### [EXERCISE GOAL]
Copy the lines that follow, keeping every character the same.

— START OF RECORDS TO PROCESS —

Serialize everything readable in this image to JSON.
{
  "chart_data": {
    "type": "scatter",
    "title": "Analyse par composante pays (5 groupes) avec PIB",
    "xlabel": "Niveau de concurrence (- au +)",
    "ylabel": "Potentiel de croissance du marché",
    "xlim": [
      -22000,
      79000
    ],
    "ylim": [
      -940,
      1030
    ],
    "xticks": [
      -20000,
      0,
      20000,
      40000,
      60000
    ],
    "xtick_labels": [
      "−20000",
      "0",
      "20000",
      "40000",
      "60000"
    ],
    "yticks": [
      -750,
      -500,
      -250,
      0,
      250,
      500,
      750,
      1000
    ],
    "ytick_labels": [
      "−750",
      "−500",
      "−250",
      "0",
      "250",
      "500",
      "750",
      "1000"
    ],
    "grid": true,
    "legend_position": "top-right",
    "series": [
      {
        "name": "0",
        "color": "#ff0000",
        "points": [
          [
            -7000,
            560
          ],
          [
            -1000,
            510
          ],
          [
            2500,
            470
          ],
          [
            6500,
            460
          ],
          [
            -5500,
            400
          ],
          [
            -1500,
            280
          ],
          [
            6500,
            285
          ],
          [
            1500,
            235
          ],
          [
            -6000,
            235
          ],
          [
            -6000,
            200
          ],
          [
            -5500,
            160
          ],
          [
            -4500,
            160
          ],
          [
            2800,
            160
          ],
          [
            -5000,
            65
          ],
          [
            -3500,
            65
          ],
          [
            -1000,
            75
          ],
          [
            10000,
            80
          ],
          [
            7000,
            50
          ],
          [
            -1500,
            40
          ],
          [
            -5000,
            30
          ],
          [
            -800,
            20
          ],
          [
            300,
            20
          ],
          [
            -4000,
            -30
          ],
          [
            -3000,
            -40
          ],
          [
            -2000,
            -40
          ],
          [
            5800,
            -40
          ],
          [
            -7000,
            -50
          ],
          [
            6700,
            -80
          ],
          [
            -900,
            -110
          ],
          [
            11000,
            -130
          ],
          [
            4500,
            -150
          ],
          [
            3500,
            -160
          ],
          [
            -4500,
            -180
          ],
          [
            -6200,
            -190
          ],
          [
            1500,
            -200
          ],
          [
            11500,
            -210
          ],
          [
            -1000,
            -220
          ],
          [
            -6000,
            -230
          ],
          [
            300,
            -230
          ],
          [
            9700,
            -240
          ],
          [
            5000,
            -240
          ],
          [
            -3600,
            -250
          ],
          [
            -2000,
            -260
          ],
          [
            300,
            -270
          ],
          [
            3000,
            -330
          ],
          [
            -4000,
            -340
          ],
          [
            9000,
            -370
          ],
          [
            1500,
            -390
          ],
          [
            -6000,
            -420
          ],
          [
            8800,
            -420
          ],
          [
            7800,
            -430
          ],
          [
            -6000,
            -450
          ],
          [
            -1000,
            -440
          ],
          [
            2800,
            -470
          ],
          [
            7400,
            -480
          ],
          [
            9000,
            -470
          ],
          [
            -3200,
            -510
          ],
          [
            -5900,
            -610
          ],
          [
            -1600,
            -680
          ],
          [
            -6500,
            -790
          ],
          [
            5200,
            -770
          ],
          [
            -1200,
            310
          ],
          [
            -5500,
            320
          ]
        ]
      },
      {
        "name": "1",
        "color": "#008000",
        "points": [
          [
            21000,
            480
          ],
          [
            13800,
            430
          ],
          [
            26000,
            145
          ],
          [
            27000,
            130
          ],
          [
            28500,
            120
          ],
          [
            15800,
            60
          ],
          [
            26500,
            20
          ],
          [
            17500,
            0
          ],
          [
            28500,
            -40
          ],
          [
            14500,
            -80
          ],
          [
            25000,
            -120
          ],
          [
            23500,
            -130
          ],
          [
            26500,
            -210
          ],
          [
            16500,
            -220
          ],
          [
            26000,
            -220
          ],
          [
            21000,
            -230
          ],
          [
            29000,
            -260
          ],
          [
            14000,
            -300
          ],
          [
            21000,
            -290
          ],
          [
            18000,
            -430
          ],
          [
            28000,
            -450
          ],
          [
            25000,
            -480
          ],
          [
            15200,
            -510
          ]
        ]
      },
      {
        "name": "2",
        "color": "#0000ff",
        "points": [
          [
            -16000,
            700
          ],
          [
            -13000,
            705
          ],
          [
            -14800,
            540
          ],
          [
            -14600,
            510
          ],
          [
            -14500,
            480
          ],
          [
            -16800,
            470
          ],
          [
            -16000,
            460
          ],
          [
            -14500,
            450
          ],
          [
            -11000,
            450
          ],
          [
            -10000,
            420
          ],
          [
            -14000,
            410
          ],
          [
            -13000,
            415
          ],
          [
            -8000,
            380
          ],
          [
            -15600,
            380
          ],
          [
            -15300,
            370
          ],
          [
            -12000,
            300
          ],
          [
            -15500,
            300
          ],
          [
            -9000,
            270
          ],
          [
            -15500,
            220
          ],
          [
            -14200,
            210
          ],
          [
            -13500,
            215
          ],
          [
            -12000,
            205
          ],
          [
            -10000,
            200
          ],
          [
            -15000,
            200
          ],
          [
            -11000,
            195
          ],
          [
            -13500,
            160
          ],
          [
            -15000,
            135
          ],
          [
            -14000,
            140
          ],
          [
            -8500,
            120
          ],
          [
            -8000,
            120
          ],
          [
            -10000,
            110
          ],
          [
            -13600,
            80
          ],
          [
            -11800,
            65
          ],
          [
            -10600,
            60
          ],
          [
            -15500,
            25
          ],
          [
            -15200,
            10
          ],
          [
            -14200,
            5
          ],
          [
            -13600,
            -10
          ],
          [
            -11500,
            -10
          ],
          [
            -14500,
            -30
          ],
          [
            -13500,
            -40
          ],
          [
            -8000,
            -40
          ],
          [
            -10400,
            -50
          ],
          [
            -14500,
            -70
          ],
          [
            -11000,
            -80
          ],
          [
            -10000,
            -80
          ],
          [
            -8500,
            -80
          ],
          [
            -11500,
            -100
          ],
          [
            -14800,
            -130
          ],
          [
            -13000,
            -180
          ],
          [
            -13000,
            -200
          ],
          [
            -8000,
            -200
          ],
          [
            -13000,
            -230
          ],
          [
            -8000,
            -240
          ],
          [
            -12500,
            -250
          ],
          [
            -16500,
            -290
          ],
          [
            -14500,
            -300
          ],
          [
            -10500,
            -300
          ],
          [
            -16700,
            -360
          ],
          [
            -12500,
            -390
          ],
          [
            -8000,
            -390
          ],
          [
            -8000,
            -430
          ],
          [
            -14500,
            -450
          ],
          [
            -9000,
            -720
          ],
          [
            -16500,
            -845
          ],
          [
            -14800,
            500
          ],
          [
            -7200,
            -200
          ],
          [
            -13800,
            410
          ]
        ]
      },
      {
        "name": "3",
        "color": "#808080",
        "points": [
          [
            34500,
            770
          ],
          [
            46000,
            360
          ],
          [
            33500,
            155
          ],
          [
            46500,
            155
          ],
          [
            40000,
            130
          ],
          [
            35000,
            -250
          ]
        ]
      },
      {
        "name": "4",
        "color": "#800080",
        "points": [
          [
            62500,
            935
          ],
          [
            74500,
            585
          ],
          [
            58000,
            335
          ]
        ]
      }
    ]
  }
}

— END OF RECORDS TO PROCESS —

### [RESPONSE BELOW]
Serialize everything readable in this image to JSON.
{
  "chart_data": {
    "type": "scatter",
    "title": "Analyse par composante pays (5 groupes) avec PIB",
    "xlabel": "Niveau de concurrence (- au +)",
    "ylabel": "Potentiel de croissance du marché",
    "xlim": [
      -22000,
      79000
    ],
    "ylim": [
      -940,
      1030
    ],
    "xticks": [
      -20000,
      0,
      20000,
      40000,
      60000
    ],
    "xtick_labels": [
      "−20000",
      "0",
      "20000",
      "40000",
      "60000"
    ],
    "yticks": [
      -750,
      -500,
      -250,
      0,
      250,
      500,
      750,
      1000
    ],
    "ytick_labels": [
      "−750",
      "−500",
      "−250",
      "0",
      "250",
      "500",
      "750",
      "1000"
    ],
    "grid": true,
    "legend_position": "top-right",
    "series": [
      {
        "name": "0",
        "color": "#ff0000",
        "points": [
          [
            -7000,
            560
          ],
          [
            -1000,
            510
          ],
          [
            2500,
            470
          ],
          [
            6500,
            460
          ],
          [
            -5500,
            400
          ],
          [
            -1500,
            280
          ],
          [
            6500,
            285
          ],
          [
            1500,
            235
          ],
          [
            -6000,
            235
          ],
          [
            -6000,
            200
          ],
          [
            -5500,
            160
          ],
          [
            -4500,
            160
          ],
          [
            2800,
            160
          ],
          [
            -5000,
            65
          ],
          [
            -3500,
            65
          ],
          [
            -1000,
            75
          ],
          [
            10000,
            80
          ],
          [
            7000,
            50
          ],
          [
            -1500,
            40
          ],
          [
            -5000,
            30
          ],
          [
            -800,
            20
          ],
          [
            300,
            20
          ],
          [
            -4000,
            -30
          ],
          [
            -3000,
            -40
          ],
          [
            -2000,
            -40
          ],
          [
            5800,
            -40
          ],
          [
            -7000,
            -50
          ],
          [
            6700,
            -80
          ],
          [
            -900,
            -110
          ],
          [
            11000,
            -130
          ],
          [
            4500,
            -150
          ],
          [
            3500,
            -160
          ],
          [
            -4500,
            -180
          ],
          [
            -6200,
            -190
          ],
          [
            1500,
            -200
          ],
          [
            11500,
            -210
          ],
          [
            -1000,
            -220
          ],
          [
            -6000,
            -230
          ],
          [
            300,
            -230
          ],
          [
            9700,
            -240
          ],
          [
            5000,
            -240
          ],
          [
            -3600,
            -250
          ],
          [
            -2000,
            -260
          ],
          [
            300,
            -270
          ],
          [
            3000,
            -330
          ],
          [
            -4000,
            -340
          ],
          [
            9000,
            -370
          ],
          [
            1500,
            -390
          ],
          [
            -6000,
            -420
          ],
          [
            8800,
            -420
          ],
          [
            7800,
            -430
          ],
          [
            -6000,
            -450
          ],
          [
            -1000,
            -440
          ],
          [
            2800,
            -470
          ],
          [
            7400,
            -480
          ],
          [
            9000,
            -470
          ],
          [
            -3200,
            -510
          ],
          [
            -5900,
            -610
          ],
          [
            -1600,
            -680
          ],
          [
            -6500,
            -790
          ],
          [
            5200,
            -770
          ],
          [
            -1200,
            310
          ],
          [
            -5500,
            320
          ]
        ]
      },
      {
        "name": "1",
        "color": "#008000",
        "points": [
          [
            21000,
            480
          ],
          [
            13800,
            430
          ],
          [
            26000,
            145
          ],
          [
            27000,
            130
          ],
          [
            28500,
            120
          ],
          [
            15800,
            60
          ],
          [
            26500,
            20
          ],
          [
            17500,
            0
          ],
          [
            28500,
            -40
          ],
          [
            14500,
            -80
          ],
          [
            25000,
            -120
          ],
          [
            23500,
            -130
          ],
          [
            26500,
            -210
          ],
          [
            16500,
            -220
          ],
          [
            26000,
            -220
          ],
          [
            21000,
            -230
          ],
          [
            29000,
            -260
          ],
          [
            14000,
            -300
          ],
          [
            21000,
            -290
          ],
          [
            18000,
            -430
          ],
          [
            28000,
            -450
          ],
          [
            25000,
            -480
          ],
          [
            15200,
            -510
          ]
        ]
      },
      {
        "name": "2",
        "color": "#0000ff",
        "points": [
          [
            -16000,
            700
          ],
          [
            -13000,
            705
          ],
          [
            -14800,
            540
          ],
          [
            -14600,
            510
          ],
          [
            -14500,
            480
          ],
          [
            -16800,
            470
          ],
          [
            -16000,
            460
          ],
          [
            -14500,
            450
          ],
          [
            -11000,
            450
          ],
          [
            -10000,
            420
          ],
          [
            -14000,
            410
          ],
          [
            -13000,
            415
          ],
          [
            -8000,
            380
          ],
          [
            -15600,
            380
          ],
          [
            -15300,
            370
          ],
          [
            -12000,
            300
          ],
          [
            -15500,
            300
          ],
          [
            -9000,
            270
          ],
          [
            -15500,
            220
          ],
          [
            -14200,
            210
          ],
          [
            -13500,
            215
          ],
          [
            -12000,
            205
          ],
          [
            -10000,
            200
          ],
          [
            -15000,
            200
          ],
          [
            -11000,
            195
          ],
          [
            -13500,
            160
          ],
          [
            -15000,
            135
          ],
          [
            -14000,
            140
          ],
          [
            -8500,
            120
          ],
          [
            -8000,
            120
          ],
          [
            -10000,
            110
          ],
          [
            -13600,
            80
          ],
          [
            -11800,
            65
          ],
          [
            -10600,
            60
          ],
          [
            -15500,
            25
          ],
          [
            -15200,
            10
          ],
          [
            -14200,
            5
          ],
          [
            -13600,
            -10
          ],
          [
            -11500,
            -10
          ],
          [
            -14500,
            -30
          ],
          [
            -13500,
            -40
          ],
          [
            -8000,
            -40
          ],
          [
            -10400,
            -50
          ],
          [
            -14500,
            -70
          ],
          [
            -11000,
            -80
          ],
          [
            -10000,
            -80
          ],
          [
            -8500,
            -80
          ],
          [
            -11500,
            -100
          ],
          [
            -14800,
            -130
          ],
          [
            -13000,
            -180
          ],
          [
            -13000,
            -200
          ],
          [
            -8000,
            -200
          ],
          [
            -13000,
            -230
          ],
          [
            -8000,
            -240
          ],
          [
            -12500,
            -250
          ],
          [
            -16500,
            -290
          ],
          [
            -14500,
            -300
          ],
          [
            -10500,
            -300
          ],
          [
            -16700,
            -360
          ],
          [
            -12500,
            -390
          ],
          [
            -8000,
            -390
          ],
          [
            -8000,
            -430
          ],
          [
            -14500,
            -450
          ],
          [
            -9000,
            -720
          ],
          [
            -16500,
            -845
          ],
          [
            -14800,
            500
          ],
          [
            -7200,
            -200
          ],
          [
            -13800,
            410
          ]
        ]
      },
      {
        "name": "3",
        "color": "#808080",
        "points": [
          [
            34500,
            770
          ],
          [
            46000,
            360
          ],
          [
            33500,
            155
          ],
          [
            46500,
            155
          ],
          [
            40000,
            130
          ],
          [
            35000,
            -250
          ]
        ]
      },
      {
        "name": "4",
        "color": "#800080",
        "points": [
          [
            62500,
            935
          ],
          [
            74500,
            585
          ],
          [
            58000,
            335
          ]
        ]
      }
    ]
  }
}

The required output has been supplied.